EXERCISE
Spot every line with the word "type" and return it.

RECORDS TO PROCESS

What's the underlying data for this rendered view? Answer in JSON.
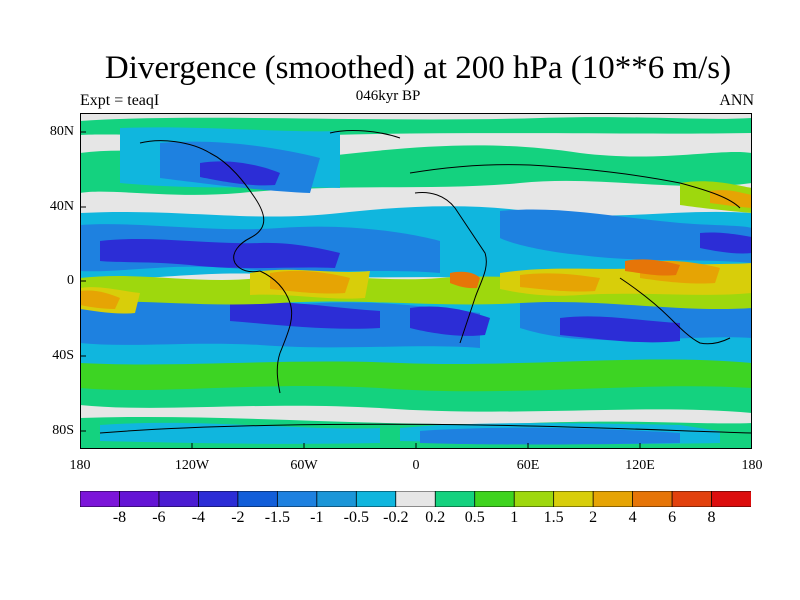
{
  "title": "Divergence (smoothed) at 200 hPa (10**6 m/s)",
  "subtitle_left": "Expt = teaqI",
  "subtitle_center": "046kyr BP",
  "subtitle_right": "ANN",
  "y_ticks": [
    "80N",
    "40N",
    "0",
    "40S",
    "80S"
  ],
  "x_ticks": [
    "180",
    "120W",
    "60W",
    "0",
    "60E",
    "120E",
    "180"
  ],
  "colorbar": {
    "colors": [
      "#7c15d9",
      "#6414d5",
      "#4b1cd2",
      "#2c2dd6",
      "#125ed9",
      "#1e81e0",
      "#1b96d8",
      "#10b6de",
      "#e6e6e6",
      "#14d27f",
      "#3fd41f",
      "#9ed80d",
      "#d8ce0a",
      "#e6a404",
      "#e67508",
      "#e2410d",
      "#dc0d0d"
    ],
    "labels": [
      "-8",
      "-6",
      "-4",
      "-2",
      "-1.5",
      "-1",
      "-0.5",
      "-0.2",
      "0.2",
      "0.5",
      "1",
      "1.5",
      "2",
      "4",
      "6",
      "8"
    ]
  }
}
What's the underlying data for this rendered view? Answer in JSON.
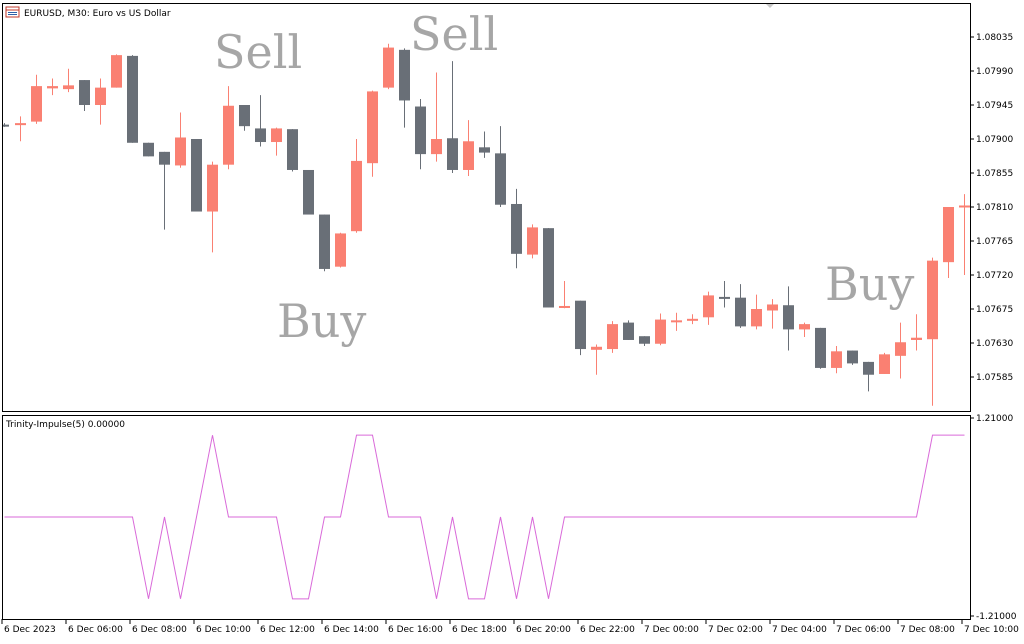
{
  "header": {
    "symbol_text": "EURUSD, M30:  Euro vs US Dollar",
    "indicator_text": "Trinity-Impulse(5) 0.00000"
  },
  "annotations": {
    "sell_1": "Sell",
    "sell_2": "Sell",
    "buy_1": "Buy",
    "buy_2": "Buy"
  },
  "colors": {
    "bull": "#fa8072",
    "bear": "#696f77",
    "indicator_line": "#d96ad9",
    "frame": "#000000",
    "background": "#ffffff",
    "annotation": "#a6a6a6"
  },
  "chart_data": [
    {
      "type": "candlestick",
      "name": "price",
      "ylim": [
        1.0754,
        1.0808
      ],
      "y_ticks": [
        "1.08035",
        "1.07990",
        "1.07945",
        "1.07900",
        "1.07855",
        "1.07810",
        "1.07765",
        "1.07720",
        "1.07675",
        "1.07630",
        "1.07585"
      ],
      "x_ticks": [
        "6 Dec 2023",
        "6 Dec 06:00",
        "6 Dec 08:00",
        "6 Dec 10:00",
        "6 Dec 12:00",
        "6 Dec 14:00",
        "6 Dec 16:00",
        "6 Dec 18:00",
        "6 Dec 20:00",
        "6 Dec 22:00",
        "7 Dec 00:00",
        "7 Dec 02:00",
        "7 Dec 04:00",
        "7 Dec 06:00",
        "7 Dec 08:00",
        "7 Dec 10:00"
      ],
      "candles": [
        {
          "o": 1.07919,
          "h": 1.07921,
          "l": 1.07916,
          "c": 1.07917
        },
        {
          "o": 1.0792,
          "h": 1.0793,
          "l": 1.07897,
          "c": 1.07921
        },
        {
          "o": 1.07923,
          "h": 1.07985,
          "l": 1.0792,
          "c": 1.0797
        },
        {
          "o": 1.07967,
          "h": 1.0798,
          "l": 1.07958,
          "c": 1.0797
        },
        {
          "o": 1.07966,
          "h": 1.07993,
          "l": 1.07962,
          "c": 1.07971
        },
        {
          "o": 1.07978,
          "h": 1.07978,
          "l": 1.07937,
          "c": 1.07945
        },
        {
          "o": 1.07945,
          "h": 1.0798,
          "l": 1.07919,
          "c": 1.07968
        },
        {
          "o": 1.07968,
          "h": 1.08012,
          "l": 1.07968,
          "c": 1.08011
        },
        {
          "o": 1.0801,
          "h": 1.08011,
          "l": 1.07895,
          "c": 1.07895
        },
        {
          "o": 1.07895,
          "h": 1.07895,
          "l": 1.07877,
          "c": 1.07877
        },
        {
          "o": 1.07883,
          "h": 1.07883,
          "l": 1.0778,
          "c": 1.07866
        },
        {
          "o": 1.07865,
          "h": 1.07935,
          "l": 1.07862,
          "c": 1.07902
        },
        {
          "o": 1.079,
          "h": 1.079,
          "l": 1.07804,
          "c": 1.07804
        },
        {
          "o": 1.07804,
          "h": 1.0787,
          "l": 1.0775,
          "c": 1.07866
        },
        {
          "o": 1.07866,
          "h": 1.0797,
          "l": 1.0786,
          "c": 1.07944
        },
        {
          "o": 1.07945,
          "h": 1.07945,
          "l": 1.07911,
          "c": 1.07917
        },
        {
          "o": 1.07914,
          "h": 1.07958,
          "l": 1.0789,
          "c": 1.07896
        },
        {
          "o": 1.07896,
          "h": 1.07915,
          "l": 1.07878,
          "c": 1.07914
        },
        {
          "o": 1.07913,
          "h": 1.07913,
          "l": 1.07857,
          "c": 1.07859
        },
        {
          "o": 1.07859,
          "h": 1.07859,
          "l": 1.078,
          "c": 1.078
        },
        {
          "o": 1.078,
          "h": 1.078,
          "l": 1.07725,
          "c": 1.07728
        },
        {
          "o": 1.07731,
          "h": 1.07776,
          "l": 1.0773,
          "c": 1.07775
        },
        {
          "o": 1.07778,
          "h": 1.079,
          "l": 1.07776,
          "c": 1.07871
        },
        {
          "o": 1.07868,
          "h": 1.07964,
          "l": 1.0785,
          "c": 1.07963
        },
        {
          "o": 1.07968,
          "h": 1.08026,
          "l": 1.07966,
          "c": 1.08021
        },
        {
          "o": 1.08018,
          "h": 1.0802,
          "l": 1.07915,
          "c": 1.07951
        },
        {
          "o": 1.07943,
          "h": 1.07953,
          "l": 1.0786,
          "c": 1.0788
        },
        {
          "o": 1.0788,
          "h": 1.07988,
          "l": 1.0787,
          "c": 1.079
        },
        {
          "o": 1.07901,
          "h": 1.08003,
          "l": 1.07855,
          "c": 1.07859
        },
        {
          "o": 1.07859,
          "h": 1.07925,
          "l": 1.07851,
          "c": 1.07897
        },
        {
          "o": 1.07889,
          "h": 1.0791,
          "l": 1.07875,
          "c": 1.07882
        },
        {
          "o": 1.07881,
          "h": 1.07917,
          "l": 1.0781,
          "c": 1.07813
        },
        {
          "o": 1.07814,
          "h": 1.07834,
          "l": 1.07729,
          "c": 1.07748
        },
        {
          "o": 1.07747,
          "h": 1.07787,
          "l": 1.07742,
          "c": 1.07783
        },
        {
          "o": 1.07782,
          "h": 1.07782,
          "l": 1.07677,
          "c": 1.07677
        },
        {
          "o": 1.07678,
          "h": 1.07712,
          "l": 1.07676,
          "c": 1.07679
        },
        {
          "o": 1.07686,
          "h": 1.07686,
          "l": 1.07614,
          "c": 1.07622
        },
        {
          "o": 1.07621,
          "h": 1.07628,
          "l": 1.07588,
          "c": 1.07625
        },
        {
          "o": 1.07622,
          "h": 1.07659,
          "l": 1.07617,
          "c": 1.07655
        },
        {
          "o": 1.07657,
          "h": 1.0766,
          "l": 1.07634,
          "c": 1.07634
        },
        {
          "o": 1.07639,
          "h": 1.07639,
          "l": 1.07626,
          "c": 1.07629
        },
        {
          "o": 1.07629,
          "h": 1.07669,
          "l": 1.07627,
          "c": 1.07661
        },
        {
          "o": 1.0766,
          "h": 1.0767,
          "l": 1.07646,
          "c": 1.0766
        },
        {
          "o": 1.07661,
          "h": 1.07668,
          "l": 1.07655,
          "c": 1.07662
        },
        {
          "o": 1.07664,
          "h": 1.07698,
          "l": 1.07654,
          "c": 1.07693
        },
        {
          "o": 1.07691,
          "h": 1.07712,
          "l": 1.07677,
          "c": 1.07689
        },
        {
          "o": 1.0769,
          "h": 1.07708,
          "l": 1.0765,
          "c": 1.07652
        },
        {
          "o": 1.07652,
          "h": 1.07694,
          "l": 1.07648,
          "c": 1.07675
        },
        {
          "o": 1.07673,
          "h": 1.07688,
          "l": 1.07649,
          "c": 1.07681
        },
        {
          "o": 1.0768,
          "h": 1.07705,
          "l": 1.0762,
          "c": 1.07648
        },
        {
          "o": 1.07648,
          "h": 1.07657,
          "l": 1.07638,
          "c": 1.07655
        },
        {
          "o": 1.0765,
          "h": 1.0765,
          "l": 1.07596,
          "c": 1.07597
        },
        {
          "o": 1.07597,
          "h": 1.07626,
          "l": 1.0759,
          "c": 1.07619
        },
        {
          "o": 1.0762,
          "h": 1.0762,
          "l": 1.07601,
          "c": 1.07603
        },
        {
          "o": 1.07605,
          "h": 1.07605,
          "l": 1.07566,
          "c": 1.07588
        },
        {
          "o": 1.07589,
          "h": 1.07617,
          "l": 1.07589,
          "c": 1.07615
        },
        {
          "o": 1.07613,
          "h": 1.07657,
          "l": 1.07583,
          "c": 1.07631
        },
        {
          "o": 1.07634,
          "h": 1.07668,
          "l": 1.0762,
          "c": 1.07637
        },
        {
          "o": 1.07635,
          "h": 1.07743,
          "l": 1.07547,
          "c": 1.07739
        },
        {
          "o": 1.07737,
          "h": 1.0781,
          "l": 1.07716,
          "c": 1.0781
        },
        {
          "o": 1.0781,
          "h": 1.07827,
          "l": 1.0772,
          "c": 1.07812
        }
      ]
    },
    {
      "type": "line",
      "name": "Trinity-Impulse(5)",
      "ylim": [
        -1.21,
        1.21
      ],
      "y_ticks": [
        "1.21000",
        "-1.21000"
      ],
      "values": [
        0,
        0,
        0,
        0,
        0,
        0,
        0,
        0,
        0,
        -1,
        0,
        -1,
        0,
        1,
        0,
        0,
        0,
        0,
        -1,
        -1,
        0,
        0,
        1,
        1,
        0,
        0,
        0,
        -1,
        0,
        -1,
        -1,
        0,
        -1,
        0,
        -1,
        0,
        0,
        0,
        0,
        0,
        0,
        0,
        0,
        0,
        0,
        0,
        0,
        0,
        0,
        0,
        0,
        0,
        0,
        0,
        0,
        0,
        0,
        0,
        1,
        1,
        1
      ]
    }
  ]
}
...
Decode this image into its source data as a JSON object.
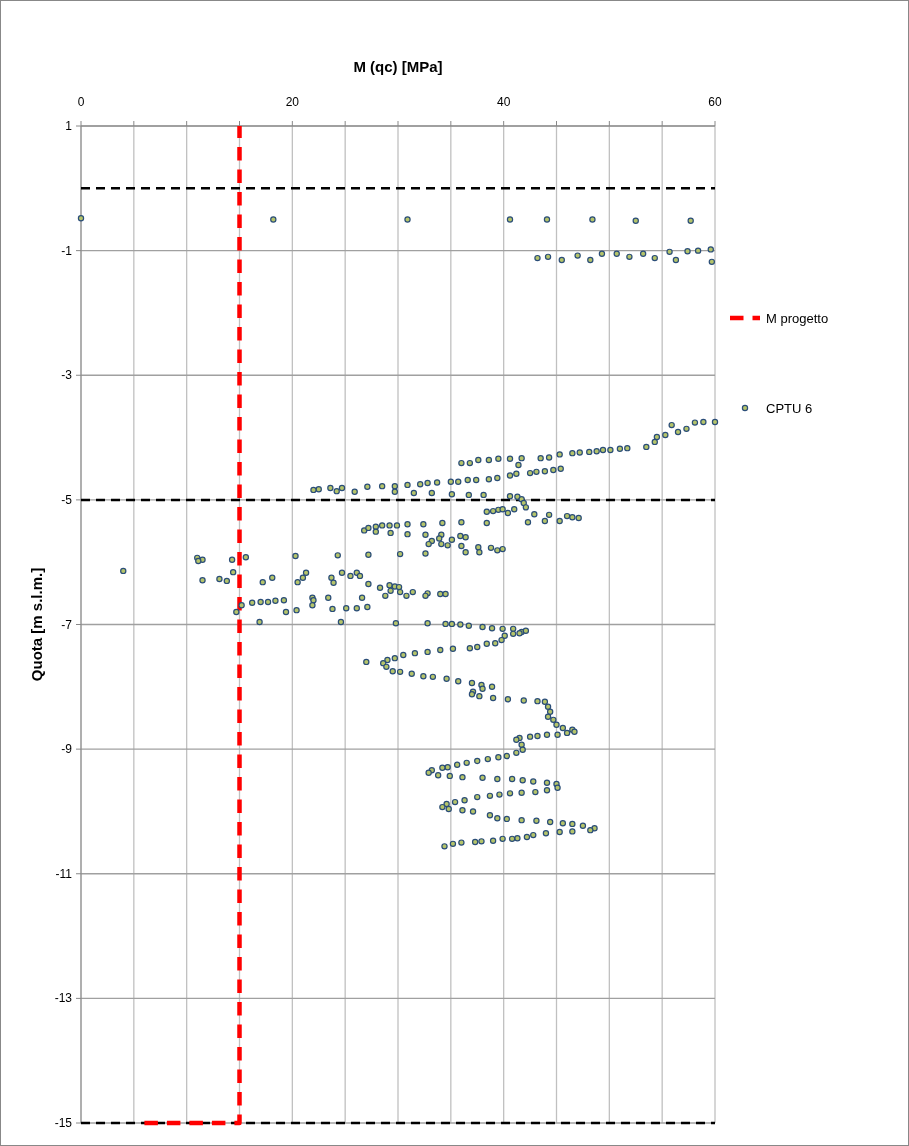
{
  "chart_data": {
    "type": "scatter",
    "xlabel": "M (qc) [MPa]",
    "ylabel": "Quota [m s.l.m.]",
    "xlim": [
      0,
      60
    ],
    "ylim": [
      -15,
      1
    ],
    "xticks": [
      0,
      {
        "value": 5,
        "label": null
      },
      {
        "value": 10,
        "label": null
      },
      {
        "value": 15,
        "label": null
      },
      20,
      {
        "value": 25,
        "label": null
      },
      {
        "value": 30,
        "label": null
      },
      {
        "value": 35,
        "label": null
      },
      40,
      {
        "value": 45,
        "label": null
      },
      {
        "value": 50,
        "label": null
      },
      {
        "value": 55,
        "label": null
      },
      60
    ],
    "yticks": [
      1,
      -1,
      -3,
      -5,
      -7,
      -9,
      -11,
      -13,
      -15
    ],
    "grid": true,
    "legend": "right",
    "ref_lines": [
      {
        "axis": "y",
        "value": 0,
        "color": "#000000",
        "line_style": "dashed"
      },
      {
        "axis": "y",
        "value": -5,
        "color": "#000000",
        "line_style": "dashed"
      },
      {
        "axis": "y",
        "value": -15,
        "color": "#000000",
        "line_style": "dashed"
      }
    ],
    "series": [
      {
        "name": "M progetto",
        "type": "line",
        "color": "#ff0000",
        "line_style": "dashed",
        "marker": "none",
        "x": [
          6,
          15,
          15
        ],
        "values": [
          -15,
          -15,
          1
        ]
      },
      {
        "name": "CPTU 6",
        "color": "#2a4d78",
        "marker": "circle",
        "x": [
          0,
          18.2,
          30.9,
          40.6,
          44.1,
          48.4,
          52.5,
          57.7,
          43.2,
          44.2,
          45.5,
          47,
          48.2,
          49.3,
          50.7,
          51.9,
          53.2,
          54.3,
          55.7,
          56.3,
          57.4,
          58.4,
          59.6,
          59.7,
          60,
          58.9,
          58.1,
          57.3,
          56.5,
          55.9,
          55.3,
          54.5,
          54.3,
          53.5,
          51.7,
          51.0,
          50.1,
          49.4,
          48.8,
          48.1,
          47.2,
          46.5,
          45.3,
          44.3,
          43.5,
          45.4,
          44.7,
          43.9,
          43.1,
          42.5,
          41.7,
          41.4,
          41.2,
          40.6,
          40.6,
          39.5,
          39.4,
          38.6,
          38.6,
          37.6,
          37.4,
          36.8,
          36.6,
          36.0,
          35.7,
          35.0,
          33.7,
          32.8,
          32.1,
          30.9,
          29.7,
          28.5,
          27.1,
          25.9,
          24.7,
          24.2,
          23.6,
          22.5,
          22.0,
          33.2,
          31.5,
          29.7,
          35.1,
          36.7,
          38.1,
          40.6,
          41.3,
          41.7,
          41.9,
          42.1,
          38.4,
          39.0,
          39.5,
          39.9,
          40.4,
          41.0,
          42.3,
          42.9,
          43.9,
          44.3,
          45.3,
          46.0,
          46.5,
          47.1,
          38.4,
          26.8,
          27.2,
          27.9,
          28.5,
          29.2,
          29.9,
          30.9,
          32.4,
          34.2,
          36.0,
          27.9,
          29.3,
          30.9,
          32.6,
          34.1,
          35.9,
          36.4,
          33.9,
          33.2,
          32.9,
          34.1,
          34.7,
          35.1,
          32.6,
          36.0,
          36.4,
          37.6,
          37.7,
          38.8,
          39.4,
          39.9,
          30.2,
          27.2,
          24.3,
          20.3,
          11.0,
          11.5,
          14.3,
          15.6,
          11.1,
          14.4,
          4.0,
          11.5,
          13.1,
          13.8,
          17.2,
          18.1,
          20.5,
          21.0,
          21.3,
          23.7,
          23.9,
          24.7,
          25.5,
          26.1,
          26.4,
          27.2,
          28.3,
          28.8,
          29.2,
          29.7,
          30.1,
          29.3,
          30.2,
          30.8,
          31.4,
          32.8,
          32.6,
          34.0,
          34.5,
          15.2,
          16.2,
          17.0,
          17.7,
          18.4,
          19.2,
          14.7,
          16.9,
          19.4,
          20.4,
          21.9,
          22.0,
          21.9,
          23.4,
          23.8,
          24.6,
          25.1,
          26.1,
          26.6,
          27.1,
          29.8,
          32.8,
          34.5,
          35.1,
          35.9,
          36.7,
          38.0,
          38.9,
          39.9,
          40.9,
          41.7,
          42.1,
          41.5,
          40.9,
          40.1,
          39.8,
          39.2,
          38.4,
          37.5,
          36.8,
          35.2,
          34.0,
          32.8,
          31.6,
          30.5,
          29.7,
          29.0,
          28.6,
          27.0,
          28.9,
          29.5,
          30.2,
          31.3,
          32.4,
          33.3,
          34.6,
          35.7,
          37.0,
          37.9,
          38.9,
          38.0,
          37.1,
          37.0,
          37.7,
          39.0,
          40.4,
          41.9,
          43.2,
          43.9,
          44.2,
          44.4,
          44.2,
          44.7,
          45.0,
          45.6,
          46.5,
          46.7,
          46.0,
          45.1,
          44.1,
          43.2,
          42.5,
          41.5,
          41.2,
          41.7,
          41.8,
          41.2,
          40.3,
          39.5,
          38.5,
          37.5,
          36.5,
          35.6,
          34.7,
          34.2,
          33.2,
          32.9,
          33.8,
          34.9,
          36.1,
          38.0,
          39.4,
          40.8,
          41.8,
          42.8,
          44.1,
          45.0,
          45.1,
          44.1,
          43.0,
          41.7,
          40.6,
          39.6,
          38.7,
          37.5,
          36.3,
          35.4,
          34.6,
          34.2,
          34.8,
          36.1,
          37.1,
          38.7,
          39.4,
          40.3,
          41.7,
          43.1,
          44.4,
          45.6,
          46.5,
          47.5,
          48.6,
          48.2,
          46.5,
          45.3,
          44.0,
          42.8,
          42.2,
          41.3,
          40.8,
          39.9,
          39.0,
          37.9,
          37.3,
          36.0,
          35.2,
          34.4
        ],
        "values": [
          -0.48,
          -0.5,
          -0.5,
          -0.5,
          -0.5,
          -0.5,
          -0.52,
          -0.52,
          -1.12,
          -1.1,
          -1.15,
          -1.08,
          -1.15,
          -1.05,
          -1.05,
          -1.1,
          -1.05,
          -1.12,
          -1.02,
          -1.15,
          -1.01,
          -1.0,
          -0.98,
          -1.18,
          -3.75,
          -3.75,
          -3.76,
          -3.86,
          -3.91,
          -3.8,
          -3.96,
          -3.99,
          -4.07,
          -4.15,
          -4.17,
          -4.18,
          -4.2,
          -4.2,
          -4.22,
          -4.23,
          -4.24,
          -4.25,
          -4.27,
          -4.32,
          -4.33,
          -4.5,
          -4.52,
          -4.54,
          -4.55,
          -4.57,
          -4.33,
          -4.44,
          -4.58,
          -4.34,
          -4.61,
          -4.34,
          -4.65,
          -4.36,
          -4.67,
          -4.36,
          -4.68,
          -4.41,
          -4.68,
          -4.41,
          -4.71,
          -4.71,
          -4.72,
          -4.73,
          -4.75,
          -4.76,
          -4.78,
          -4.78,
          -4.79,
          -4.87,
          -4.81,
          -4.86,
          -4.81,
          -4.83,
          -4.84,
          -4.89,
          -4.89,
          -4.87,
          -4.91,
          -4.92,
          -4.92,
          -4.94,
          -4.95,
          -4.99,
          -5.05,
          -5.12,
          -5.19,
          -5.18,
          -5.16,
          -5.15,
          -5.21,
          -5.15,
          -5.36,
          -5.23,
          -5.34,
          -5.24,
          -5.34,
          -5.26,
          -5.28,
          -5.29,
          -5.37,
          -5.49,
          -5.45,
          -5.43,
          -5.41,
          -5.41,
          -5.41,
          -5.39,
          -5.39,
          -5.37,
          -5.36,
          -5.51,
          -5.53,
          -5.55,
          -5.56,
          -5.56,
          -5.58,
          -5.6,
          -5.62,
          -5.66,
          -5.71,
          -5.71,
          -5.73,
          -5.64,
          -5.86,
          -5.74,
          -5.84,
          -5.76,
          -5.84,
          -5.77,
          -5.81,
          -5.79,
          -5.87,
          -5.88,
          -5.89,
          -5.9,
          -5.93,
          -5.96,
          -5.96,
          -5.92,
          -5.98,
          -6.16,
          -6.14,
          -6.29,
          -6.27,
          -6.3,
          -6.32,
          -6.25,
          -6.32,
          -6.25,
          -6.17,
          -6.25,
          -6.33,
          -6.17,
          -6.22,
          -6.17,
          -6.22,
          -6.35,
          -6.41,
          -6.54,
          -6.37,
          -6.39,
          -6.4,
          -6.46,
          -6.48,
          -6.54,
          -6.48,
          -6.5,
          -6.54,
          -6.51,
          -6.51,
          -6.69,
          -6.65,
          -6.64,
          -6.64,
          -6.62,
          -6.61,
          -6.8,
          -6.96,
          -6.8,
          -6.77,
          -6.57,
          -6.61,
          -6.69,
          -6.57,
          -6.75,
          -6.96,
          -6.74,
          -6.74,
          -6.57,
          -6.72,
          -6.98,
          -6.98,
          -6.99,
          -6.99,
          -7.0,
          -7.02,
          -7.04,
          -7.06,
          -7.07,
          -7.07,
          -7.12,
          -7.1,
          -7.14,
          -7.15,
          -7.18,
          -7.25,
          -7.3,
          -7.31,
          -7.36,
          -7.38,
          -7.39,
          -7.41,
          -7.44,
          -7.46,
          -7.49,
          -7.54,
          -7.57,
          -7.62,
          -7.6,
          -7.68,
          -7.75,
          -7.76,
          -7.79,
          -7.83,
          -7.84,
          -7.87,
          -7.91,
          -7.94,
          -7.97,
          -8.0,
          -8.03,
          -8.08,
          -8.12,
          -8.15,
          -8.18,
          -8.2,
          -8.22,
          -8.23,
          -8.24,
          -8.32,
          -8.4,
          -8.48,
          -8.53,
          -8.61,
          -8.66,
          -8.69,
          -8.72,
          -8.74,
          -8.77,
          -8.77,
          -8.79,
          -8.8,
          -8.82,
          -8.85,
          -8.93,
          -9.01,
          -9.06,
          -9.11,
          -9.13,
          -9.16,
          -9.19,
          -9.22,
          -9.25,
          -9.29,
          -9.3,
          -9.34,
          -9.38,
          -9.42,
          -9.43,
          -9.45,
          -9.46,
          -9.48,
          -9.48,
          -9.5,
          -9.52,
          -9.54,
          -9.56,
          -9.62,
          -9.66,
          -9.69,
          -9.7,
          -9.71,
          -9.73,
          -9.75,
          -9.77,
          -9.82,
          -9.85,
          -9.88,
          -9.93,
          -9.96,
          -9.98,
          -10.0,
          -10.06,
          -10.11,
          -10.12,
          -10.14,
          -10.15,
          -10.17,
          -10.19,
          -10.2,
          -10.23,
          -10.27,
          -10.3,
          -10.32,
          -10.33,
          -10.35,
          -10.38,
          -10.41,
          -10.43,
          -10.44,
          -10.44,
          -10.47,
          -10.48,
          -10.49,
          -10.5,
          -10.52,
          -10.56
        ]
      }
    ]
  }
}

RESPONSE BELOW
      "type": "candlestick",
      "type": "line",
    "type": "scatter",
        "type": "line",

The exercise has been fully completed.